Description of the task: Output the material beneath exactly, leaving nothing out.

/---

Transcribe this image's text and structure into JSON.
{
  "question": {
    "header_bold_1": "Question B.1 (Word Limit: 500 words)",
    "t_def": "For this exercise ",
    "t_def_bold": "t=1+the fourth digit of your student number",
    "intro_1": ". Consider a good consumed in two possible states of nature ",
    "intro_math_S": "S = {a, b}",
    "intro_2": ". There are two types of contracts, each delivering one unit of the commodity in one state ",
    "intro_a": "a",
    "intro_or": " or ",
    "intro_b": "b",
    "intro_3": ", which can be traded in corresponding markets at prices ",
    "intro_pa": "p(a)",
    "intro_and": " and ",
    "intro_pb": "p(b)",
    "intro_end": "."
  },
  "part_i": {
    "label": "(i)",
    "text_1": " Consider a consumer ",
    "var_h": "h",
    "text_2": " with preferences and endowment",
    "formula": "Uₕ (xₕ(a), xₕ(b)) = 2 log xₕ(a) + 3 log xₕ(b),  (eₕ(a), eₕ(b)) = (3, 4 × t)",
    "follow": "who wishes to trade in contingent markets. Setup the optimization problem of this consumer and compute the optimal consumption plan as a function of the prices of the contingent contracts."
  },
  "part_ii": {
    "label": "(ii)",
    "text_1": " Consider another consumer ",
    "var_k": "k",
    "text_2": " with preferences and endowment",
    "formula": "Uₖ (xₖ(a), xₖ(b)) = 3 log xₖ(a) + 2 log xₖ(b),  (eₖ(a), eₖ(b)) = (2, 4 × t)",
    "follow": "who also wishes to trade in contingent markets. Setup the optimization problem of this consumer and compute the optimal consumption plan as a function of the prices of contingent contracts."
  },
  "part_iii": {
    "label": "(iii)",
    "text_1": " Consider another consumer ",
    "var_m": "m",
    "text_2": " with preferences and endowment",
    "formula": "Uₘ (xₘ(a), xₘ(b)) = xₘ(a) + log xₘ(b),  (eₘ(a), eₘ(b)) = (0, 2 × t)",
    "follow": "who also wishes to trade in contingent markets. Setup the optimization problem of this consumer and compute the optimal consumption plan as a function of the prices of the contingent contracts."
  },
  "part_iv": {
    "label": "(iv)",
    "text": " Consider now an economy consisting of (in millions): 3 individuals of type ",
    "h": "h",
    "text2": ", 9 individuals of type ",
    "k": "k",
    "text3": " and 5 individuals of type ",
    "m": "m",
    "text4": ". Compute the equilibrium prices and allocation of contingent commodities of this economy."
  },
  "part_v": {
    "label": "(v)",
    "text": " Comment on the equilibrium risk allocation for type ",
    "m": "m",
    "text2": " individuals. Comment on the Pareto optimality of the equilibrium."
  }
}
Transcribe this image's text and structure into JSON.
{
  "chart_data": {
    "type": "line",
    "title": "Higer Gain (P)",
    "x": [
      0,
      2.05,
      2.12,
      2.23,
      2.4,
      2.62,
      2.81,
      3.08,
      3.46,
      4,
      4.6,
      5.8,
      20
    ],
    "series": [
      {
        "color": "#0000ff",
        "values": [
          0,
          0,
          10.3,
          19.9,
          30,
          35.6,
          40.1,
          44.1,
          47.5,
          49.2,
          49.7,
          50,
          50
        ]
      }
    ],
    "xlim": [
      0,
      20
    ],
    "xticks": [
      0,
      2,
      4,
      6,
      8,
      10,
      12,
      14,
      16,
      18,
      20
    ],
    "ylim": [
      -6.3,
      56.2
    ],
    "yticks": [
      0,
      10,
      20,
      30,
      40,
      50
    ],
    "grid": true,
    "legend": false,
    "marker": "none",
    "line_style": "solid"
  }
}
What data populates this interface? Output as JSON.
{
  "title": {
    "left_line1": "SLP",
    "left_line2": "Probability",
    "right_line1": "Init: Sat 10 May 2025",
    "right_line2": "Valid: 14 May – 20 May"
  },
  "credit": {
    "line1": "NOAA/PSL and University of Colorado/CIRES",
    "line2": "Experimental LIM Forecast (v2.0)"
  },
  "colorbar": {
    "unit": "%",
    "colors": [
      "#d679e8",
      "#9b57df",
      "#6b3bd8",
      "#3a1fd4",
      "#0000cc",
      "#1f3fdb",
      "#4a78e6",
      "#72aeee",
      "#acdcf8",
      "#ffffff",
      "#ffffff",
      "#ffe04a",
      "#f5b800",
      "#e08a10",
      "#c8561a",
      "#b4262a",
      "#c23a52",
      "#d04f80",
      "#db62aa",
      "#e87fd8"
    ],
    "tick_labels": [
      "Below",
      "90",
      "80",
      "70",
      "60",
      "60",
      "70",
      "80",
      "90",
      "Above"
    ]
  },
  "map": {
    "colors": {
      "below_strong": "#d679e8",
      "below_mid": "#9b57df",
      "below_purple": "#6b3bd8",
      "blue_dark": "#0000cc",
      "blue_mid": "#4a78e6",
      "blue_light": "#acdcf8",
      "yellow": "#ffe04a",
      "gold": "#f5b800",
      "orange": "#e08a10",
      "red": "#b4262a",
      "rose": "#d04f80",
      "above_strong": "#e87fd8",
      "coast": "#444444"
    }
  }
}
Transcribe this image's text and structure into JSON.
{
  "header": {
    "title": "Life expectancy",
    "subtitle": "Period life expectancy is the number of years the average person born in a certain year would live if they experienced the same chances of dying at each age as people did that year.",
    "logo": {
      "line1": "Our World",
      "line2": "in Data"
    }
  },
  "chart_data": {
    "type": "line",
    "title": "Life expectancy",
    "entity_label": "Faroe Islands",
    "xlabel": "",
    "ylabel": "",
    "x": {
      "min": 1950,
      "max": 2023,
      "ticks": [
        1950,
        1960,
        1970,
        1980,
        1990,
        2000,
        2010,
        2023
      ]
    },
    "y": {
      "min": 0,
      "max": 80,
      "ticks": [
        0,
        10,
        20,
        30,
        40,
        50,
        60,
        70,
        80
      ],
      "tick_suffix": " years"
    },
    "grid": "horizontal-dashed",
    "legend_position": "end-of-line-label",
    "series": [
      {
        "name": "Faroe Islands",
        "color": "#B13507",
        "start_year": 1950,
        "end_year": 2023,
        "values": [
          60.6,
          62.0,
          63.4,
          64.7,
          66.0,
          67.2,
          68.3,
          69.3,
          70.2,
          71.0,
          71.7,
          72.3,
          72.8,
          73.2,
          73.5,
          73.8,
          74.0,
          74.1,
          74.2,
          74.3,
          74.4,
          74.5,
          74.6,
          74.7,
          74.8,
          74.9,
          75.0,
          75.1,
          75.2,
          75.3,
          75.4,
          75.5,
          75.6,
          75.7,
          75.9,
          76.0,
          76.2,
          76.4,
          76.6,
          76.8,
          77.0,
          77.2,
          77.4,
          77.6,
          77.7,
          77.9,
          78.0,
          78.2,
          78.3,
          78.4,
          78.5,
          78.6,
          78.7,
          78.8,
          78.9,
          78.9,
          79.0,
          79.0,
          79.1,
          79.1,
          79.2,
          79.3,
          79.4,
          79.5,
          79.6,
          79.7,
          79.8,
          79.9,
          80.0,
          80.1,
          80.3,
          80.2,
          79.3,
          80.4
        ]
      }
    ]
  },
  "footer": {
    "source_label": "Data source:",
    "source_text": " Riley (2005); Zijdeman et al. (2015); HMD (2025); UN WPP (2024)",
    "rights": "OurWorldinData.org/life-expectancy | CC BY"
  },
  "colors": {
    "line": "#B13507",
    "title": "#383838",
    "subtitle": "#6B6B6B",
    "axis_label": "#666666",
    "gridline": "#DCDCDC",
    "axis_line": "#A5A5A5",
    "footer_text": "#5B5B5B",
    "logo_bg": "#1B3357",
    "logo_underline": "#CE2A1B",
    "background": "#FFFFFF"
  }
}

\---

Reply to the task:
Transcribe this image's text and structure into JSON.
{
  "question": {
    "header_bold_1": "Question B.1 (Word Limit: 500 words)",
    "t_def": "For this exercise ",
    "t_def_bold": "t=1+the fourth digit of your student number",
    "intro_1": ". Consider a good consumed in two possible states of nature ",
    "intro_math_S": "S = {a, b}",
    "intro_2": ". There are two types of contracts, each delivering one unit of the commodity in one state ",
    "intro_a": "a",
    "intro_or": " or ",
    "intro_b": "b",
    "intro_3": ", which can be traded in corresponding markets at prices ",
    "intro_pa": "p(a)",
    "intro_and": " and ",
    "intro_pb": "p(b)",
    "intro_end": "."
  },
  "part_i": {
    "label": "(i)",
    "text_1": " Consider a consumer ",
    "var_h": "h",
    "text_2": " with preferences and endowment",
    "formula": "Uₕ (xₕ(a), xₕ(b)) = 2 log xₕ(a) + 3 log xₕ(b),  (eₕ(a), eₕ(b)) = (3, 4 × t)",
    "follow": "who wishes to trade in contingent markets. Setup the optimization problem of this consumer and compute the optimal consumption plan as a function of the prices of the contingent contracts."
  },
  "part_ii": {
    "label": "(ii)",
    "text_1": " Consider another consumer ",
    "var_k": "k",
    "text_2": " with preferences and endowment",
    "formula": "Uₖ (xₖ(a), xₖ(b)) = 3 log xₖ(a) + 2 log xₖ(b),  (eₖ(a), eₖ(b)) = (2, 4 × t)",
    "follow": "who also wishes to trade in contingent markets. Setup the optimization problem of this consumer and compute the optimal consumption plan as a function of the prices of contingent contracts."
  },
  "part_iii": {
    "label": "(iii)",
    "text_1": " Consider another consumer ",
    "var_m": "m",
    "text_2": " with preferences and endowment",
    "formula": "Uₘ (xₘ(a), xₘ(b)) = xₘ(a) + log xₘ(b),  (eₘ(a), eₘ(b)) = (0, 2 × t)",
    "follow": "who also wishes to trade in contingent markets. Setup the optimization problem of this consumer and compute the optimal consumption plan as a function of the prices of the contingent contracts."
  },
  "part_iv": {
    "label": "(iv)",
    "text": " Consider now an economy consisting of (in millions): 3 individuals of type ",
    "h": "h",
    "text2": ", 9 individuals of type ",
    "k": "k",
    "text3": " and 5 individuals of type ",
    "m": "m",
    "text4": ". Compute the equilibrium prices and allocation of contingent commodities of this economy."
  },
  "part_v": {
    "label": "(v)",
    "text": " Comment on the equilibrium risk allocation for type ",
    "m": "m",
    "text2": " individuals. Comment on the Pareto optimality of the equilibrium."
  }
}
Transcribe this image's text and structure into JSON.
{
  "chart_data": {
    "type": "line",
    "title": "Higer Gain (P)",
    "x": [
      0,
      2.05,
      2.12,
      2.23,
      2.4,
      2.62,
      2.81,
      3.08,
      3.46,
      4,
      4.6,
      5.8,
      20
    ],
    "series": [
      {
        "color": "#0000ff",
        "values": [
          0,
          0,
          10.3,
          19.9,
          30,
          35.6,
          40.1,
          44.1,
          47.5,
          49.2,
          49.7,
          50,
          50
        ]
      }
    ],
    "xlim": [
      0,
      20
    ],
    "xticks": [
      0,
      2,
      4,
      6,
      8,
      10,
      12,
      14,
      16,
      18,
      20
    ],
    "ylim": [
      -6.3,
      56.2
    ],
    "yticks": [
      0,
      10,
      20,
      30,
      40,
      50
    ],
    "grid": true,
    "legend": false,
    "marker": "none",
    "line_style": "solid"
  }
}
What data populates this interface? Output as JSON.
{
  "title": {
    "left_line1": "SLP",
    "left_line2": "Probability",
    "right_line1": "Init: Sat 10 May 2025",
    "right_line2": "Valid: 14 May – 20 May"
  },
  "credit": {
    "line1": "NOAA/PSL and University of Colorado/CIRES",
    "line2": "Experimental LIM Forecast (v2.0)"
  },
  "colorbar": {
    "unit": "%",
    "colors": [
      "#d679e8",
      "#9b57df",
      "#6b3bd8",
      "#3a1fd4",
      "#0000cc",
      "#1f3fdb",
      "#4a78e6",
      "#72aeee",
      "#acdcf8",
      "#ffffff",
      "#ffffff",
      "#ffe04a",
      "#f5b800",
      "#e08a10",
      "#c8561a",
      "#b4262a",
      "#c23a52",
      "#d04f80",
      "#db62aa",
      "#e87fd8"
    ],
    "tick_labels": [
      "Below",
      "90",
      "80",
      "70",
      "60",
      "60",
      "70",
      "80",
      "90",
      "Above"
    ]
  },
  "map": {
    "colors": {
      "below_strong": "#d679e8",
      "below_mid": "#9b57df",
      "below_purple": "#6b3bd8",
      "blue_dark": "#0000cc",
      "blue_mid": "#4a78e6",
      "blue_light": "#acdcf8",
      "yellow": "#ffe04a",
      "gold": "#f5b800",
      "orange": "#e08a10",
      "red": "#b4262a",
      "rose": "#d04f80",
      "above_strong": "#e87fd8",
      "coast": "#444444"
    }
  }
}
Transcribe this image's text and structure into JSON.
{
  "header": {
    "title": "Life expectancy",
    "subtitle": "Period life expectancy is the number of years the average person born in a certain year would live if they experienced the same chances of dying at each age as people did that year.",
    "logo": {
      "line1": "Our World",
      "line2": "in Data"
    }
  },
  "chart_data": {
    "type": "line",
    "title": "Life expectancy",
    "entity_label": "Faroe Islands",
    "xlabel": "",
    "ylabel": "",
    "x": {
      "min": 1950,
      "max": 2023,
      "ticks": [
        1950,
        1960,
        1970,
        1980,
        1990,
        2000,
        2010,
        2023
      ]
    },
    "y": {
      "min": 0,
      "max": 80,
      "ticks": [
        0,
        10,
        20,
        30,
        40,
        50,
        60,
        70,
        80
      ],
      "tick_suffix": " years"
    },
    "grid": "horizontal-dashed",
    "legend_position": "end-of-line-label",
    "series": [
      {
        "name": "Faroe Islands",
        "color": "#B13507",
        "start_year": 1950,
        "end_year": 2023,
        "values": [
          60.6,
          62.0,
          63.4,
          64.7,
          66.0,
          67.2,
          68.3,
          69.3,
          70.2,
          71.0,
          71.7,
          72.3,
          72.8,
          73.2,
          73.5,
          73.8,
          74.0,
          74.1,
          74.2,
          74.3,
          74.4,
          74.5,
          74.6,
          74.7,
          74.8,
          74.9,
          75.0,
          75.1,
          75.2,
          75.3,
          75.4,
          75.5,
          75.6,
          75.7,
          75.9,
          76.0,
          76.2,
          76.4,
          76.6,
          76.8,
          77.0,
          77.2,
          77.4,
          77.6,
          77.7,
          77.9,
          78.0,
          78.2,
          78.3,
          78.4,
          78.5,
          78.6,
          78.7,
          78.8,
          78.9,
          78.9,
          79.0,
          79.0,
          79.1,
          79.1,
          79.2,
          79.3,
          79.4,
          79.5,
          79.6,
          79.7,
          79.8,
          79.9,
          80.0,
          80.1,
          80.3,
          80.2,
          79.3,
          80.4
        ]
      }
    ]
  },
  "footer": {
    "source_label": "Data source:",
    "source_text": " Riley (2005); Zijdeman et al. (2015); HMD (2025); UN WPP (2024)",
    "rights": "OurWorldinData.org/life-expectancy | CC BY"
  },
  "colors": {
    "line": "#B13507",
    "title": "#383838",
    "subtitle": "#6B6B6B",
    "axis_label": "#666666",
    "gridline": "#DCDCDC",
    "axis_line": "#A5A5A5",
    "footer_text": "#5B5B5B",
    "logo_bg": "#1B3357",
    "logo_underline": "#CE2A1B",
    "background": "#FFFFFF"
  }
}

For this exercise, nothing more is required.